* [Aim of the exercise]: In the listing that follows, count the lines holding the word "JSON" and report only that number.

(Dataset records)
%%

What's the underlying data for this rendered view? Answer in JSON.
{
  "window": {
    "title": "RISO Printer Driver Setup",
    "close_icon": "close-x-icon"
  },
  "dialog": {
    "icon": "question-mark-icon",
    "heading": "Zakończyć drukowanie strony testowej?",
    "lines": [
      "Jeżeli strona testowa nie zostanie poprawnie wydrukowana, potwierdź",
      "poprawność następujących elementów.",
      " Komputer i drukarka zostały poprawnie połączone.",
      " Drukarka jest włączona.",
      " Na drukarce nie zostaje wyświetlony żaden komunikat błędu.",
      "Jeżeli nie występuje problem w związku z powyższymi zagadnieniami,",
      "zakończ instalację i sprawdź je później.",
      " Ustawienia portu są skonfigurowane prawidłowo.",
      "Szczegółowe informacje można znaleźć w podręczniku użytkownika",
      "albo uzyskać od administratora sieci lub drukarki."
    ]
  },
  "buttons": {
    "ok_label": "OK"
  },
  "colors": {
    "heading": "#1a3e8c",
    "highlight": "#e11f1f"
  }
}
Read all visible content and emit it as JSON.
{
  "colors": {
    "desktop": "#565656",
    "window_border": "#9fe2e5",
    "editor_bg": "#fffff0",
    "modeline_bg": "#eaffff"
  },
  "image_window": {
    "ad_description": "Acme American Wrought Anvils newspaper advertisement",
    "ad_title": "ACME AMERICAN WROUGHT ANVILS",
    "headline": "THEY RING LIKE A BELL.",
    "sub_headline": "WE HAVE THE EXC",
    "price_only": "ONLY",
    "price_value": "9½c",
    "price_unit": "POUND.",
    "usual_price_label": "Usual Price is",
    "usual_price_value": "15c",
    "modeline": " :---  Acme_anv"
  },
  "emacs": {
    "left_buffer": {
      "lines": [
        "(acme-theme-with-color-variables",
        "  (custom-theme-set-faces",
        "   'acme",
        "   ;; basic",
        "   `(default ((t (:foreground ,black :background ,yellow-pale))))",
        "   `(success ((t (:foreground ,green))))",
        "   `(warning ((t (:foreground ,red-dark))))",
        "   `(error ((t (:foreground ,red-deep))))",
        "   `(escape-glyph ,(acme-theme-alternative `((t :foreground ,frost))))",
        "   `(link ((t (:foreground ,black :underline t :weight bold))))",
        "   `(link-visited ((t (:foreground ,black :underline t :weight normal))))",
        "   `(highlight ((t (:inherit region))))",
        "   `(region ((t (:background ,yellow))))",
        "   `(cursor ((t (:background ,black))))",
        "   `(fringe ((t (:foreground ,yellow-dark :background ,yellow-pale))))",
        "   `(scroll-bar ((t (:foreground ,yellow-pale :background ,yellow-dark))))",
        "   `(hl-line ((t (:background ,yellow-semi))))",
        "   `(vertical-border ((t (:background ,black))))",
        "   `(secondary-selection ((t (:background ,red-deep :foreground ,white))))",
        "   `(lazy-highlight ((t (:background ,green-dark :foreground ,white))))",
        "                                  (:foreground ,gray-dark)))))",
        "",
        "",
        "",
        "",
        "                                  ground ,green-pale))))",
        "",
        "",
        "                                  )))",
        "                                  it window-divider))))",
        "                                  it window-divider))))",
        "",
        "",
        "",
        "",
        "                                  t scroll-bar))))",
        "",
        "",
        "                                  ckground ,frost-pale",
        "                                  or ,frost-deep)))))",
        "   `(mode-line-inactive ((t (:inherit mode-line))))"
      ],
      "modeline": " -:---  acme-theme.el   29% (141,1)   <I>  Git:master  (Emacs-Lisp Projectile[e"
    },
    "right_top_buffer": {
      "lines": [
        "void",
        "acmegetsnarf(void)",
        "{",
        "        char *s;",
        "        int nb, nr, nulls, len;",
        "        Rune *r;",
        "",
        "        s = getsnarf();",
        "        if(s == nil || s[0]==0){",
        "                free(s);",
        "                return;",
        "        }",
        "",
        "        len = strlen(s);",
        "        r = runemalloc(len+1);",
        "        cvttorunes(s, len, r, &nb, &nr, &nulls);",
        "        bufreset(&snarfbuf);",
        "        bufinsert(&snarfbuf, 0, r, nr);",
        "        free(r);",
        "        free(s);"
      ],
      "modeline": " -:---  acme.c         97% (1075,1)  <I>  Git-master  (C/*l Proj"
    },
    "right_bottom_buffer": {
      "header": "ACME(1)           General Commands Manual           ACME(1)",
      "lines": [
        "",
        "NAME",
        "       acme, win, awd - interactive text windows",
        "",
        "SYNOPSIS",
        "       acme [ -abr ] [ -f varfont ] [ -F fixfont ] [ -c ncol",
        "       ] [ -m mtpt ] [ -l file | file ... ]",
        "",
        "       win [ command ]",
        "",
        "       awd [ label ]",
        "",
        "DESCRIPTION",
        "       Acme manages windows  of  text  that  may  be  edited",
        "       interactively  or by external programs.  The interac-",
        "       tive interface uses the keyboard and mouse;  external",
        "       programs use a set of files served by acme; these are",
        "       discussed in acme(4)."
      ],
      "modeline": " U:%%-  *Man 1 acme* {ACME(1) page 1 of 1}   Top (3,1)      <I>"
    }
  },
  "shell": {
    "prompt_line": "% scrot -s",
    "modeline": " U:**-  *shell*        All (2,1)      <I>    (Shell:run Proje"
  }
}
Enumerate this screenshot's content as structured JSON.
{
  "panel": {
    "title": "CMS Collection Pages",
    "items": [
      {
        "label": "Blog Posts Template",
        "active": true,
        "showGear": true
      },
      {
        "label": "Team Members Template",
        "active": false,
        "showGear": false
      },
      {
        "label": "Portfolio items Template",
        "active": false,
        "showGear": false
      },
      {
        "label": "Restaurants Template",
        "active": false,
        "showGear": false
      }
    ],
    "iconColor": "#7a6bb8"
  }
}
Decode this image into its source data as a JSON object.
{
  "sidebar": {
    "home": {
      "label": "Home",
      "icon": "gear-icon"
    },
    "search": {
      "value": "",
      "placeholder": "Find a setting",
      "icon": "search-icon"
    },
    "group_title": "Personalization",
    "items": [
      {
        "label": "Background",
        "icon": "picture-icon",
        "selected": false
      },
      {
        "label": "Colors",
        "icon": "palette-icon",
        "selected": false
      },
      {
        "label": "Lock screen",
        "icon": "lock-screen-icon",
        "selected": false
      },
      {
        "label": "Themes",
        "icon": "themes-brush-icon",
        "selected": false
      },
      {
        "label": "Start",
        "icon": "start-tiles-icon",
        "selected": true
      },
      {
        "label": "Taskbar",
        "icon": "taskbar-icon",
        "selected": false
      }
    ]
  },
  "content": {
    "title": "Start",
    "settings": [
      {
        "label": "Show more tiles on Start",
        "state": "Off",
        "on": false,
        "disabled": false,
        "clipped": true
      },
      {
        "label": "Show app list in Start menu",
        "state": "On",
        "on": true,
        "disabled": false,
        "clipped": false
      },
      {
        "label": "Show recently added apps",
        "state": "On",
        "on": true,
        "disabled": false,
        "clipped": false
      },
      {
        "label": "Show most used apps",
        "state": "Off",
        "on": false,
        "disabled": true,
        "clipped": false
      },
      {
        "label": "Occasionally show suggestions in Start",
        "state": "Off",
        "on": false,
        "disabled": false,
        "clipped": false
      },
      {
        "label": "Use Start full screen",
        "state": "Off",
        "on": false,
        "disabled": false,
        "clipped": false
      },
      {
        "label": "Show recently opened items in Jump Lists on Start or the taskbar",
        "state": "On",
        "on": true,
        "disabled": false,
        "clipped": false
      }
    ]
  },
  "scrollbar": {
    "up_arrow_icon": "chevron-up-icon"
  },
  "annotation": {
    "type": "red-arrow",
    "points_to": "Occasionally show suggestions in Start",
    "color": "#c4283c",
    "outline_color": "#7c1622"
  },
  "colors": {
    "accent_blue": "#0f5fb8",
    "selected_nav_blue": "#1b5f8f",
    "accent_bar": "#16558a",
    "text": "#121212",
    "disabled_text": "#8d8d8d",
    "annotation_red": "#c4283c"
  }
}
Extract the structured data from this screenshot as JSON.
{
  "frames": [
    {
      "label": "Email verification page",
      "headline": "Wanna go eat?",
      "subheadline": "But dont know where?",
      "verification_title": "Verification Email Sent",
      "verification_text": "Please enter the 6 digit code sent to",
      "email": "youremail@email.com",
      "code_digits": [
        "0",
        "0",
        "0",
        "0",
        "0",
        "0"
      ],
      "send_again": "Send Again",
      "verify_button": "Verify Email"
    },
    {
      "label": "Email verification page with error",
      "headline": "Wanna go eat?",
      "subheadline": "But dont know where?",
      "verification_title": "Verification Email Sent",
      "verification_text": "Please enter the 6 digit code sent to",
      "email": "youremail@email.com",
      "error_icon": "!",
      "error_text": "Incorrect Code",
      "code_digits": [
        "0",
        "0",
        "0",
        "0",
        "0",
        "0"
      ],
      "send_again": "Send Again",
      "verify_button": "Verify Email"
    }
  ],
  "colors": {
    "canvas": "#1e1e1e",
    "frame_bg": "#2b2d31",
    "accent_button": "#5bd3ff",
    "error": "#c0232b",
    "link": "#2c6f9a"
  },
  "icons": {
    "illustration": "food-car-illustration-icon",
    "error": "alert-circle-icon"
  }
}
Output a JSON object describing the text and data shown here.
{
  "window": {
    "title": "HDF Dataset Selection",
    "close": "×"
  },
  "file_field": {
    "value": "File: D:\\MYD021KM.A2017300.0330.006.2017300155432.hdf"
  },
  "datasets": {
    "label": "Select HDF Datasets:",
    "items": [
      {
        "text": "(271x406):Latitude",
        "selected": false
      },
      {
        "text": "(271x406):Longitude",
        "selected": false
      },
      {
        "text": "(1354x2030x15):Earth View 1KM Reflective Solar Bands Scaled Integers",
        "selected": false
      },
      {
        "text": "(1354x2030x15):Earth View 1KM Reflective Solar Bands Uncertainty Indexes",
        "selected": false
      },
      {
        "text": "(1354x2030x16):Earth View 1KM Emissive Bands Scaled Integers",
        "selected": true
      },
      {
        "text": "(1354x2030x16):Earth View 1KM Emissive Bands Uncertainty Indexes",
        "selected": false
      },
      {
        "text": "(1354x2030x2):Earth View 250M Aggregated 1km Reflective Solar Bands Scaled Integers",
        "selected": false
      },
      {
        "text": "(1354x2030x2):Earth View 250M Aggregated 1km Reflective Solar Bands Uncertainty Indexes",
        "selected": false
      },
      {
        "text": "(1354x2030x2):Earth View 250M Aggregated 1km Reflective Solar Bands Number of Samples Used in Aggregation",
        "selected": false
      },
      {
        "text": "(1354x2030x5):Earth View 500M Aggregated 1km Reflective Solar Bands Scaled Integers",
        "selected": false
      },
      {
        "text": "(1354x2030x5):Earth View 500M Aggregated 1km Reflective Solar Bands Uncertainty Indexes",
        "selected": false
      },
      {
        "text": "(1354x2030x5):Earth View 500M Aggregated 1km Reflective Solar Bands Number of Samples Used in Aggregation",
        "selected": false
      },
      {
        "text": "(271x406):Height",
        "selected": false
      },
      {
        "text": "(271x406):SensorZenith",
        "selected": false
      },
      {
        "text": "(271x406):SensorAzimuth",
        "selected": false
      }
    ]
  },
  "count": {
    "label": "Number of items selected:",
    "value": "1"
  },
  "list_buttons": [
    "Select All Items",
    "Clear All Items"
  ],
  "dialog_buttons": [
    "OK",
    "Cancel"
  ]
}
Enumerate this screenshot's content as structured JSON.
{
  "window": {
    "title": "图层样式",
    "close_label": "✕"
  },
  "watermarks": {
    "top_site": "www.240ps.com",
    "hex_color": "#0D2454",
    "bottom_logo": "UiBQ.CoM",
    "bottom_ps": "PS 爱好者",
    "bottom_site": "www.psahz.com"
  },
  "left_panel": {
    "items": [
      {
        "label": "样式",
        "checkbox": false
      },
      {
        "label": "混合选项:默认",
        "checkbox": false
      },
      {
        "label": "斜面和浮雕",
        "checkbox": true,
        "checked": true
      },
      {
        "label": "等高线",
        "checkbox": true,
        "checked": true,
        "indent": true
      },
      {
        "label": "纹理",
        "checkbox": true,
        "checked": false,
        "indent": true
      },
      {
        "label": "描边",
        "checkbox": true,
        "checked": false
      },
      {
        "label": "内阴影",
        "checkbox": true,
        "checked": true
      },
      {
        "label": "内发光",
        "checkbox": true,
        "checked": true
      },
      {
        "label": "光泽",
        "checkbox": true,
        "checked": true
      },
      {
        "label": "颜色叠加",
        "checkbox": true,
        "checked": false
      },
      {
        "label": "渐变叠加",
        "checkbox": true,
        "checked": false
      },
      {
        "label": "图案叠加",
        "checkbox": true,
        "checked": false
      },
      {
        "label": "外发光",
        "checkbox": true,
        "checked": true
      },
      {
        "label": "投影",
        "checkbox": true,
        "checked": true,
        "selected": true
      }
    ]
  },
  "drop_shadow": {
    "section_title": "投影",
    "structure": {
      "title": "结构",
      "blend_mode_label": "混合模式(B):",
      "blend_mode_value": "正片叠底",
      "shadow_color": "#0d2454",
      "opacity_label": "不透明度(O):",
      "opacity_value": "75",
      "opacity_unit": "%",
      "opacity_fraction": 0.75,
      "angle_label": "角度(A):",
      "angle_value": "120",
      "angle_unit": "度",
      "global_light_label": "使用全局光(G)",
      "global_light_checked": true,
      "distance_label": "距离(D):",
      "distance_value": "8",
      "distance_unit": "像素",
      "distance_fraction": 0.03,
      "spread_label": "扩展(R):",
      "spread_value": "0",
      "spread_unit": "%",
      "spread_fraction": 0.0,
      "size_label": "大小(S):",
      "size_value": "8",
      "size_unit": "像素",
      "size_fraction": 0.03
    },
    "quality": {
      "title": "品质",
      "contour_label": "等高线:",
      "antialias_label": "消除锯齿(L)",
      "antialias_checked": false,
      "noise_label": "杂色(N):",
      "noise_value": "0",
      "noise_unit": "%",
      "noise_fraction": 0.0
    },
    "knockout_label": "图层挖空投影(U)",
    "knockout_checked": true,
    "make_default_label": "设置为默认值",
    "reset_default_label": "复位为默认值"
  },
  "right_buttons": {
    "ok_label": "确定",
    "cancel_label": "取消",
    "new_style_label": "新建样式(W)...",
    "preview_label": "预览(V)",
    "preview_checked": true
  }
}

%%

* [Solution to the exercise]: 7